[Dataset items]
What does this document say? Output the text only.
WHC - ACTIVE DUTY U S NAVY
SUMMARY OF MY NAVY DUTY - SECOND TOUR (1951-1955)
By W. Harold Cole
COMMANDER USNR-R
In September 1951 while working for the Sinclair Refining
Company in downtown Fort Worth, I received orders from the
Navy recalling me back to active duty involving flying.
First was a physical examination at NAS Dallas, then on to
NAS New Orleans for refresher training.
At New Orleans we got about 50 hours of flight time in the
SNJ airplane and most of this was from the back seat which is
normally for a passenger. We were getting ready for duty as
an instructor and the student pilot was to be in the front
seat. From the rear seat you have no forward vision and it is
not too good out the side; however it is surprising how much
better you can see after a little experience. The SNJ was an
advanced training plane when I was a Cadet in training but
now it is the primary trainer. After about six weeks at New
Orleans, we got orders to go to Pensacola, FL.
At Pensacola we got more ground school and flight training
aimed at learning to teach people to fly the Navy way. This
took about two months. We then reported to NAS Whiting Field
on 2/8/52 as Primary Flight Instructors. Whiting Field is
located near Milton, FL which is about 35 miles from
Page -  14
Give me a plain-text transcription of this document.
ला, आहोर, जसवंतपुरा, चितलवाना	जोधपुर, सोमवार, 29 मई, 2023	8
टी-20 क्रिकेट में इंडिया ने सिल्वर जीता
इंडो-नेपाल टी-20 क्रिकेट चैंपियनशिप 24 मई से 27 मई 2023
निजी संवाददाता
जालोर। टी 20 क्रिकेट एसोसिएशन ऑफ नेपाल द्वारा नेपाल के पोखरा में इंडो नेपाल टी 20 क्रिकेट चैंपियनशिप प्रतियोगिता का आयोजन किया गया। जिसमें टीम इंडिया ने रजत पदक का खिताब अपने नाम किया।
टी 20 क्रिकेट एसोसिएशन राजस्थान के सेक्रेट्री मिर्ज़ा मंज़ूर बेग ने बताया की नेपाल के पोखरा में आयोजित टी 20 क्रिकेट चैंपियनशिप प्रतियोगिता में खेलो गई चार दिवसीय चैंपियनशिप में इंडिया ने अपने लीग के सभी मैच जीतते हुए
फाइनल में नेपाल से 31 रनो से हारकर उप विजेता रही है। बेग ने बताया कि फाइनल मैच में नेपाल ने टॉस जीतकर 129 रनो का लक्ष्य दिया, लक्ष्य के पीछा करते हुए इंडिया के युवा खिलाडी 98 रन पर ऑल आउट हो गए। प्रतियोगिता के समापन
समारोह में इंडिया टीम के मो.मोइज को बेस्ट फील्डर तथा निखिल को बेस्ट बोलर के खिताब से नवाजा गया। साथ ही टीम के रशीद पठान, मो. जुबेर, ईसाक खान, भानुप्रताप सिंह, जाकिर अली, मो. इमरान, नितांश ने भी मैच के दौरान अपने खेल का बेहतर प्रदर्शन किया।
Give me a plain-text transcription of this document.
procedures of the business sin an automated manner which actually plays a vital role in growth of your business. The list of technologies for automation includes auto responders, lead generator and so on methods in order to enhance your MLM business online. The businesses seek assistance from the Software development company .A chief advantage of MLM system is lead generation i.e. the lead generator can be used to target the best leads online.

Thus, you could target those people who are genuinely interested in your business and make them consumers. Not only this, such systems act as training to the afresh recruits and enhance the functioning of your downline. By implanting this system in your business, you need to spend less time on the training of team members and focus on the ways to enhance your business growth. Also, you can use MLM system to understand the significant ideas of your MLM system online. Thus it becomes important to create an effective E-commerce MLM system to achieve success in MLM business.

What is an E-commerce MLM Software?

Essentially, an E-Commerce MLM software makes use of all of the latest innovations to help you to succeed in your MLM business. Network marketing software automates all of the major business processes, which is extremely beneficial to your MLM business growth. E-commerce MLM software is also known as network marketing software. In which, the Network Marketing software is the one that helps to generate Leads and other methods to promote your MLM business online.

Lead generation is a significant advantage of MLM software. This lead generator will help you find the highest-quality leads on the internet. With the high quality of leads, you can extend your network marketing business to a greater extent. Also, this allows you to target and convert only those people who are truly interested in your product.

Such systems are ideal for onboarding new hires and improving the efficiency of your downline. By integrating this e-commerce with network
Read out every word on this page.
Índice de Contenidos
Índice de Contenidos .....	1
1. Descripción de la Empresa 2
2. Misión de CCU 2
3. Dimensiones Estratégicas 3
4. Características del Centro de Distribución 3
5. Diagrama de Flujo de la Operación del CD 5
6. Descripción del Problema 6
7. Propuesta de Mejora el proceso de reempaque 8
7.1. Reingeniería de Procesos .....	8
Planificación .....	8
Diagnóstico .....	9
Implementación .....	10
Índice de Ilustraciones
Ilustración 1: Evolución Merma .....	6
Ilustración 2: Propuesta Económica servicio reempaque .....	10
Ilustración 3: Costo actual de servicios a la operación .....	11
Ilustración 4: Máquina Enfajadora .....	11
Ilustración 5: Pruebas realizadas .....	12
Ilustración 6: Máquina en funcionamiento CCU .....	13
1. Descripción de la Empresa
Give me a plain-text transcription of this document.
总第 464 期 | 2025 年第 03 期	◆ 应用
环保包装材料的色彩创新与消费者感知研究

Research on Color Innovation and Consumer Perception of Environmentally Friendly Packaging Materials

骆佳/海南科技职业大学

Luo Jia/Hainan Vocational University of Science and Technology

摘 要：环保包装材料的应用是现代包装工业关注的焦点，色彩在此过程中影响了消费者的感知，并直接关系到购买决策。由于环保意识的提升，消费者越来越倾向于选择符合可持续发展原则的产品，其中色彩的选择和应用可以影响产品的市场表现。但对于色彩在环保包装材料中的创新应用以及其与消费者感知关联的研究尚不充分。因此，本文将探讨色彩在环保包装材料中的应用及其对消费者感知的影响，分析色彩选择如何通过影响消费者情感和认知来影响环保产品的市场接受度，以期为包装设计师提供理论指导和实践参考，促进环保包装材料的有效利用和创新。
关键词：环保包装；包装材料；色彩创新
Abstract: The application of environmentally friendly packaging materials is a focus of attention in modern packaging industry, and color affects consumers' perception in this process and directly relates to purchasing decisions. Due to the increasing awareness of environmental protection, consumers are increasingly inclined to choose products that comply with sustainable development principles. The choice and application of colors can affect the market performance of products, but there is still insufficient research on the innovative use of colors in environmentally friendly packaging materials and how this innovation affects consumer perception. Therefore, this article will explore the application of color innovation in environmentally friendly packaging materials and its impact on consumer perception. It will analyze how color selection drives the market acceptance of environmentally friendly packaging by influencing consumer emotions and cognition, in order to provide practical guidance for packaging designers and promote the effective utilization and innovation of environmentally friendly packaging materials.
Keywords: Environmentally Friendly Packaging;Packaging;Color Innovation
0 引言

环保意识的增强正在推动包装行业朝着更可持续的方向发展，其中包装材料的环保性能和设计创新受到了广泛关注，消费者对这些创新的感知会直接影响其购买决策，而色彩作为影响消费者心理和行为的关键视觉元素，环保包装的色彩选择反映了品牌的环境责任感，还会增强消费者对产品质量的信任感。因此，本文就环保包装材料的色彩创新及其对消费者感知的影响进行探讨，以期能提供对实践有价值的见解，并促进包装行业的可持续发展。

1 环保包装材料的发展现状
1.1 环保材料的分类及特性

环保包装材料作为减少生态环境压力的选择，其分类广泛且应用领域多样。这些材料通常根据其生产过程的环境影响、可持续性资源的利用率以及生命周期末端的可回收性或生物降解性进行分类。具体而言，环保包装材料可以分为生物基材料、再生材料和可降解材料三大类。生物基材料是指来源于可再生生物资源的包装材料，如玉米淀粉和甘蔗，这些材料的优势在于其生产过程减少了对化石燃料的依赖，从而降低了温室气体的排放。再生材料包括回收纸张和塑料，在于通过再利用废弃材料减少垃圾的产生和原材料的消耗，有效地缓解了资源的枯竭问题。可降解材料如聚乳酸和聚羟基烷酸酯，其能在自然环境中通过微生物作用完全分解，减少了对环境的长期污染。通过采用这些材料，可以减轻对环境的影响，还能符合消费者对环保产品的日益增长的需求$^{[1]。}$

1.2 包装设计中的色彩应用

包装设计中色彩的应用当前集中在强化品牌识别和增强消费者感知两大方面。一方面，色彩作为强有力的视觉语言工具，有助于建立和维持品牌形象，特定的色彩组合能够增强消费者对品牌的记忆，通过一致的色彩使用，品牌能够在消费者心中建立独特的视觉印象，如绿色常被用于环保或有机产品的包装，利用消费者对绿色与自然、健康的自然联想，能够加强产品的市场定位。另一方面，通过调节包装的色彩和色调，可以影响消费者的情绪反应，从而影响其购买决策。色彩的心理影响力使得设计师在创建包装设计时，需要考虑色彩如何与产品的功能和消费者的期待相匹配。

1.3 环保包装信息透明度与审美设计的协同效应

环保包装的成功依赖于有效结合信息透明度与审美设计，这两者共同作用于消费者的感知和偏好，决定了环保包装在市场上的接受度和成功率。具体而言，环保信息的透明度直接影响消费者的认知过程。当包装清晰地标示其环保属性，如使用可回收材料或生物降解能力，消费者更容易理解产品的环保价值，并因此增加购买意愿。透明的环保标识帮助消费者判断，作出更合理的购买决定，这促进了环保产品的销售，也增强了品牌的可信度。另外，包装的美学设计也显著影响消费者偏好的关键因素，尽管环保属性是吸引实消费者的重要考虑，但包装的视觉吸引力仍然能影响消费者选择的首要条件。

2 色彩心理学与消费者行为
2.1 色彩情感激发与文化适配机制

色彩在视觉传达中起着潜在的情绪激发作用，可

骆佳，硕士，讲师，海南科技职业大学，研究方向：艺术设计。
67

• _What to produce_: List all lines above in which the string "Contenidos" appears.

• _Solution to this problem_:
Índice de Contenidos
Índice de Contenidos .....	1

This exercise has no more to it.